* STATED EXERCISE: Go through the entries below and pick out every line with "Extract".

-=-=-=-=-

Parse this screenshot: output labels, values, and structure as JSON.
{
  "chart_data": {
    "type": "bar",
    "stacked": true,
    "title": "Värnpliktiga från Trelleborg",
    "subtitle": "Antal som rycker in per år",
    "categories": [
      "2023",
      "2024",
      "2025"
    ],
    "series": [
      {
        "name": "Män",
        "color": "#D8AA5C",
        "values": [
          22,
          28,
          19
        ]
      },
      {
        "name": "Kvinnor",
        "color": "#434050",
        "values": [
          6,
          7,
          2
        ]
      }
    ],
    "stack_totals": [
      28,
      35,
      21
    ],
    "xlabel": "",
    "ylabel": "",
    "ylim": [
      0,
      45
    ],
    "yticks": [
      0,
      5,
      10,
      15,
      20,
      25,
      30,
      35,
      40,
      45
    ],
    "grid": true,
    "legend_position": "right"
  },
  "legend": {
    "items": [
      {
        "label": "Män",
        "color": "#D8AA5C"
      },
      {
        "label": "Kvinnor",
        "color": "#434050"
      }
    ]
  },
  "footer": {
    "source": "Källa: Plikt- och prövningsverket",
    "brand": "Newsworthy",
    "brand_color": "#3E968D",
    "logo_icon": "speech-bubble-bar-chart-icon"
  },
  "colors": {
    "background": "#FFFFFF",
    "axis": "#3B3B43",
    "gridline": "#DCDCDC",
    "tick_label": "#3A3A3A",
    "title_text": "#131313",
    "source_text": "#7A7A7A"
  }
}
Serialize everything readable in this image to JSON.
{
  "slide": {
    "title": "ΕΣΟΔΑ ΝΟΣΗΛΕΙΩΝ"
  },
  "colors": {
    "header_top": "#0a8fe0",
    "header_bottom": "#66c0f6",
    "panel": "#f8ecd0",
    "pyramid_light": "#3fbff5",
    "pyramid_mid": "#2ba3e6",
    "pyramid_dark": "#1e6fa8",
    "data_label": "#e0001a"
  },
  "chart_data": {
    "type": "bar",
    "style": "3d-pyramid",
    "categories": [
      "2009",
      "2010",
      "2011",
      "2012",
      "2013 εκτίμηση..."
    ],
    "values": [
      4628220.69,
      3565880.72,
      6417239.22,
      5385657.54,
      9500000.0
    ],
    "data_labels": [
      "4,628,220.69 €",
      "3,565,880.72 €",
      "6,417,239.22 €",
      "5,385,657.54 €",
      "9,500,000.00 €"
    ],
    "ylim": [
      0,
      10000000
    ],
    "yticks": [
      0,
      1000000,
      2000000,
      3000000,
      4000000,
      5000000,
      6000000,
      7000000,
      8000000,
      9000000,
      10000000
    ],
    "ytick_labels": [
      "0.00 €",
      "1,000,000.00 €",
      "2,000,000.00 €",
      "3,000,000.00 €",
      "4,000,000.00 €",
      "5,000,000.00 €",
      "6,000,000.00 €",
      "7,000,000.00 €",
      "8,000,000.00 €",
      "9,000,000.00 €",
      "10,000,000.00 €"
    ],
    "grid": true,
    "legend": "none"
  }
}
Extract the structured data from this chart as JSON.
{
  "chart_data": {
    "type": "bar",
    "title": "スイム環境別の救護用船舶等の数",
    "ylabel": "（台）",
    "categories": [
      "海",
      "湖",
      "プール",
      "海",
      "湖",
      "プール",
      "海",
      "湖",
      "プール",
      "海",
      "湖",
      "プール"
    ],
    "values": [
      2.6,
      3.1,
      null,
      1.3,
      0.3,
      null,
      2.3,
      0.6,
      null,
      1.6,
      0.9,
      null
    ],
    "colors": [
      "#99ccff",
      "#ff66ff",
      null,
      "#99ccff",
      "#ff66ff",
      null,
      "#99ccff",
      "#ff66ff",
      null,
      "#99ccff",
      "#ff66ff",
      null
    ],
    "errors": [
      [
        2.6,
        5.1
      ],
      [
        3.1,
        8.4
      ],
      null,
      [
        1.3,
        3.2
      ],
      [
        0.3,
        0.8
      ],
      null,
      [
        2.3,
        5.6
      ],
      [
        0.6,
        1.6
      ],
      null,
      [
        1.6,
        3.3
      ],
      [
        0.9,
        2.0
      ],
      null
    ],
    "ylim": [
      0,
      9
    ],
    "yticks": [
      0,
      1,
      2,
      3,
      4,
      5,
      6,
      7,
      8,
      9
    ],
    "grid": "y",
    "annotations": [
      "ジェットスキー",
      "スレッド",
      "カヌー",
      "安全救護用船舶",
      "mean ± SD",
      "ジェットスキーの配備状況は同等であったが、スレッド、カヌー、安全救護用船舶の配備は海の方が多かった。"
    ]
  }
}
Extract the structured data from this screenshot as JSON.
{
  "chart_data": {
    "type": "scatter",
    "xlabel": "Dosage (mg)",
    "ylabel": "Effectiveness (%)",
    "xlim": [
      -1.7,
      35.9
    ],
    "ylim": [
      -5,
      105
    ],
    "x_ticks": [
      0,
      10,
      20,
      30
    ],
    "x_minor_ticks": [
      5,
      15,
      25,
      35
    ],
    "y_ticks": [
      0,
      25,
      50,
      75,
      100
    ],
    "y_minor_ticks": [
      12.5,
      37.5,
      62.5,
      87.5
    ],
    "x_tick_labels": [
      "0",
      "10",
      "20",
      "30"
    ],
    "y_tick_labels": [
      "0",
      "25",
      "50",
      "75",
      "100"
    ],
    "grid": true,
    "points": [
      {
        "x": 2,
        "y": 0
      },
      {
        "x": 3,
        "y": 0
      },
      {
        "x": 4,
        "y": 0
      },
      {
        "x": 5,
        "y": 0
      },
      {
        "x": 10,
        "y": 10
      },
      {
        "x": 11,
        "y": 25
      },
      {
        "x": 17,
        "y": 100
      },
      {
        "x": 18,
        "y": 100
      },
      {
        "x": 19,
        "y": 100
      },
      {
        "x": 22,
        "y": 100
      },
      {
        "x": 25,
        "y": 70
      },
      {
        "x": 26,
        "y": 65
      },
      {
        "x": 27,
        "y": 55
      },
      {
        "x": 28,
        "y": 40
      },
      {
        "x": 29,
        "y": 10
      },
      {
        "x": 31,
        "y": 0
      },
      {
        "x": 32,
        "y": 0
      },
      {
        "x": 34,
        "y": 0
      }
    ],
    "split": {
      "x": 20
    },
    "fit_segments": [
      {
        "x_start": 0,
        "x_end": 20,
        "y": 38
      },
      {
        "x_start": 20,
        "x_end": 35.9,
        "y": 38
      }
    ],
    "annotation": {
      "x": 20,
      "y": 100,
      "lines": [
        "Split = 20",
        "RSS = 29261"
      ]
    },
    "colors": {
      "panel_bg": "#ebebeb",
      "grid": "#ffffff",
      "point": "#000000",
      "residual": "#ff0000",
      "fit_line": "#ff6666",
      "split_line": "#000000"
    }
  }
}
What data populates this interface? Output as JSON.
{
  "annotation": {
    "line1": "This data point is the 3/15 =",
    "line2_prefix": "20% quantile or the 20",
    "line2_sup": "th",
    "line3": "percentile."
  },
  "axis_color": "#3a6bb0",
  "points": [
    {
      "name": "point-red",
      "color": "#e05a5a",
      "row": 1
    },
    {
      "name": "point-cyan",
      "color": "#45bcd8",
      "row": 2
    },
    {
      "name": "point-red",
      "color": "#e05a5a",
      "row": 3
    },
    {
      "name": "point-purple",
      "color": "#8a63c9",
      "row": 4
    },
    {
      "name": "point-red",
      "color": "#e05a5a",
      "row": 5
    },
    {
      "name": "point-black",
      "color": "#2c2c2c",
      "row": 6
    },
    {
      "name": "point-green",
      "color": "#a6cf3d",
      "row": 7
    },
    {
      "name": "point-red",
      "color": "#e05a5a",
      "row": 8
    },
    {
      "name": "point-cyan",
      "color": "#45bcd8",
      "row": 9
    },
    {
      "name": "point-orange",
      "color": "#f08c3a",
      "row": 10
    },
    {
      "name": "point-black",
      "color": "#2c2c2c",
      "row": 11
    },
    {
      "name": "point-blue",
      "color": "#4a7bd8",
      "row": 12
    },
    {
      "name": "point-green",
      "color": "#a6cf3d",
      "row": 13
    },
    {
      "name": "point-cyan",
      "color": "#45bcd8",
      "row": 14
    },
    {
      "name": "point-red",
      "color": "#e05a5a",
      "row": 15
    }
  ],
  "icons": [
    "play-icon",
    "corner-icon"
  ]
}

-=-=-=-=-

* TASK SOLUTION:
Extract the structured data from this chart as JSON.
Extract the structured data from this screenshot as JSON.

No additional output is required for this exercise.